→ **Directions for this task**
Would you transcribe the listing that follows, character for character, and omit its images?

→ **Supplied material**

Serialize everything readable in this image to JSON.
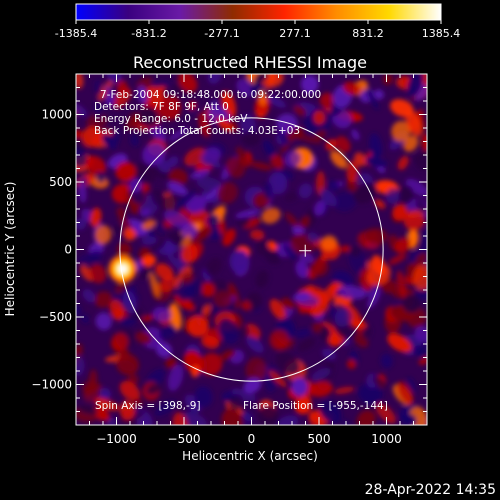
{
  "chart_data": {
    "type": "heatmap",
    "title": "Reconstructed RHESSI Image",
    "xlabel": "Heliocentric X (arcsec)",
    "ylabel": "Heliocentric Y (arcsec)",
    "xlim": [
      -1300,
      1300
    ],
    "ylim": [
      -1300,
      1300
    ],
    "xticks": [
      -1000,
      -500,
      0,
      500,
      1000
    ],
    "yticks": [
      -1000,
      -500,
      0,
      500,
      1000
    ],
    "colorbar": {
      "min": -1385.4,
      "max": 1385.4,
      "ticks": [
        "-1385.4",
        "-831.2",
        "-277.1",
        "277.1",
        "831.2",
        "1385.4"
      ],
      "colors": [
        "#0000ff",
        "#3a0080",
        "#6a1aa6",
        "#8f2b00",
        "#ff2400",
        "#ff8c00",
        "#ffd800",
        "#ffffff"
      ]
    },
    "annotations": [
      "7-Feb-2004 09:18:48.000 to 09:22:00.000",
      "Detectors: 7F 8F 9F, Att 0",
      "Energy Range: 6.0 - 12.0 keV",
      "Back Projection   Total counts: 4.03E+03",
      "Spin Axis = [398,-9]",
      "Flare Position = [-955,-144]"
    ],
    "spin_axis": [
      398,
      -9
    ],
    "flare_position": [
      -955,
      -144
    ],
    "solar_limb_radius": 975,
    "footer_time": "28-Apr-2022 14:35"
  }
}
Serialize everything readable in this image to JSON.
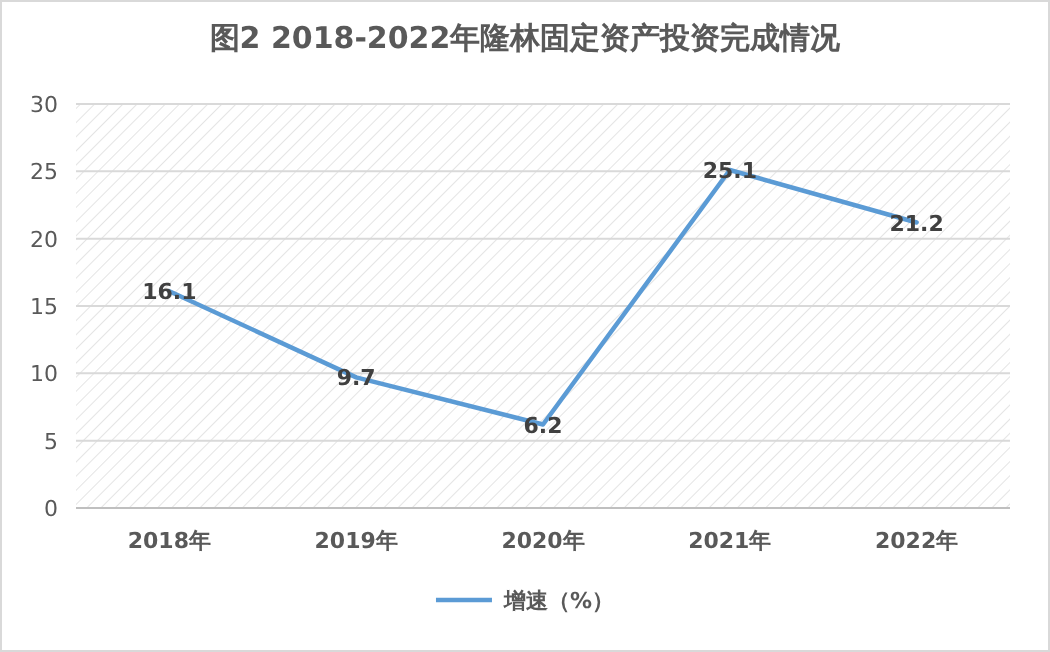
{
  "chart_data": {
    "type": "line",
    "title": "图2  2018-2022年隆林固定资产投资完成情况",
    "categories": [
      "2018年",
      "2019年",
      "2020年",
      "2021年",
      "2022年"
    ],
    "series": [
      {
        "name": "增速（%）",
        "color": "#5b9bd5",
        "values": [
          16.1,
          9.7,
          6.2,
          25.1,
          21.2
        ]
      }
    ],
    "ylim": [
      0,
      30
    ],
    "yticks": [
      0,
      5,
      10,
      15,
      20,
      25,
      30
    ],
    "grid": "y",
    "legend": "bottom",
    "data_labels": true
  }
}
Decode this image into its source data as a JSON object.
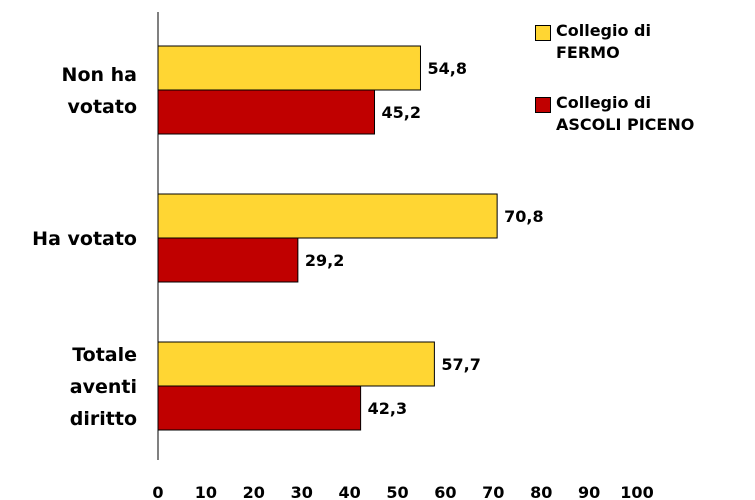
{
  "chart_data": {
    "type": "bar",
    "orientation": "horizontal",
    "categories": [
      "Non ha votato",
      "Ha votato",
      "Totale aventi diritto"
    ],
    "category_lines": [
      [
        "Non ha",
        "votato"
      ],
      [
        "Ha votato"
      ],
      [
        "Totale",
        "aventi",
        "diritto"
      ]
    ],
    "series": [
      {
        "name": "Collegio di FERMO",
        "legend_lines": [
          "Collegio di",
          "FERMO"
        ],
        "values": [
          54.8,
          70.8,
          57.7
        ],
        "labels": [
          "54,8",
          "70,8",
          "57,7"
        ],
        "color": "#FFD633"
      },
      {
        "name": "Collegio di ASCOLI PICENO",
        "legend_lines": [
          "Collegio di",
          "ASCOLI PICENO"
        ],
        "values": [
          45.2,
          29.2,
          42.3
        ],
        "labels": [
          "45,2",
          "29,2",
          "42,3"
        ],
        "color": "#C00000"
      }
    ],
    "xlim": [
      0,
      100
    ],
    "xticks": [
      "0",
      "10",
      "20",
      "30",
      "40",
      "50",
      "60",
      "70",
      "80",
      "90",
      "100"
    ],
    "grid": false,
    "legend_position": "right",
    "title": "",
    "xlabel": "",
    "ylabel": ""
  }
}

→ **Response for this exercise**
Serialize everything readable in this image to JSON.
{
  "chart_data": {
    "type": "heatmap",
    "title": "Reconstructed RHESSI Image",
    "xlabel": "Heliocentric X (arcsec)",
    "ylabel": "Heliocentric Y (arcsec)",
    "xlim": [
      -1300,
      1300
    ],
    "ylim": [
      -1300,
      1300
    ],
    "xticks": [
      -1000,
      -500,
      0,
      500,
      1000
    ],
    "yticks": [
      -1000,
      -500,
      0,
      500,
      1000
    ],
    "colorbar": {
      "min": -1385.4,
      "max": 1385.4,
      "ticks": [
        "-1385.4",
        "-831.2",
        "-277.1",
        "277.1",
        "831.2",
        "1385.4"
      ],
      "colors": [
        "#0000ff",
        "#3a0080",
        "#6a1aa6",
        "#8f2b00",
        "#ff2400",
        "#ff8c00",
        "#ffd800",
        "#ffffff"
      ]
    },
    "annotations": [
      "7-Feb-2004 09:18:48.000 to 09:22:00.000",
      "Detectors: 7F 8F 9F, Att 0",
      "Energy Range: 6.0 - 12.0 keV",
      "Back Projection   Total counts: 4.03E+03",
      "Spin Axis = [398,-9]",
      "Flare Position = [-955,-144]"
    ],
    "spin_axis": [
      398,
      -9
    ],
    "flare_position": [
      -955,
      -144
    ],
    "solar_limb_radius": 975,
    "footer_time": "28-Apr-2022 14:35"
  }
}
Serialize everything readable in this image to JSON.
{
  "chart_data": {
    "type": "line",
    "title": "图2  2018-2022年隆林固定资产投资完成情况",
    "categories": [
      "2018年",
      "2019年",
      "2020年",
      "2021年",
      "2022年"
    ],
    "series": [
      {
        "name": "增速（%）",
        "color": "#5b9bd5",
        "values": [
          16.1,
          9.7,
          6.2,
          25.1,
          21.2
        ]
      }
    ],
    "ylim": [
      0,
      30
    ],
    "yticks": [
      0,
      5,
      10,
      15,
      20,
      25,
      30
    ],
    "grid": "y",
    "legend": "bottom",
    "data_labels": true
  }
}
Decode this image into its source data as a JSON object.
{
  "chart_data": {
    "type": "bar",
    "orientation": "horizontal",
    "categories": [
      "Non ha votato",
      "Ha votato",
      "Totale aventi diritto"
    ],
    "category_lines": [
      [
        "Non ha",
        "votato"
      ],
      [
        "Ha votato"
      ],
      [
        "Totale",
        "aventi",
        "diritto"
      ]
    ],
    "series": [
      {
        "name": "Collegio di FERMO",
        "legend_lines": [
          "Collegio di",
          "FERMO"
        ],
        "values": [
          54.8,
          70.8,
          57.7
        ],
        "labels": [
          "54,8",
          "70,8",
          "57,7"
        ],
        "color": "#FFD633"
      },
      {
        "name": "Collegio di ASCOLI PICENO",
        "legend_lines": [
          "Collegio di",
          "ASCOLI PICENO"
        ],
        "values": [
          45.2,
          29.2,
          42.3
        ],
        "labels": [
          "45,2",
          "29,2",
          "42,3"
        ],
        "color": "#C00000"
      }
    ],
    "xlim": [
      0,
      100
    ],
    "xticks": [
      "0",
      "10",
      "20",
      "30",
      "40",
      "50",
      "60",
      "70",
      "80",
      "90",
      "100"
    ],
    "grid": false,
    "legend_position": "right",
    "title": "",
    "xlabel": "",
    "ylabel": ""
  }
}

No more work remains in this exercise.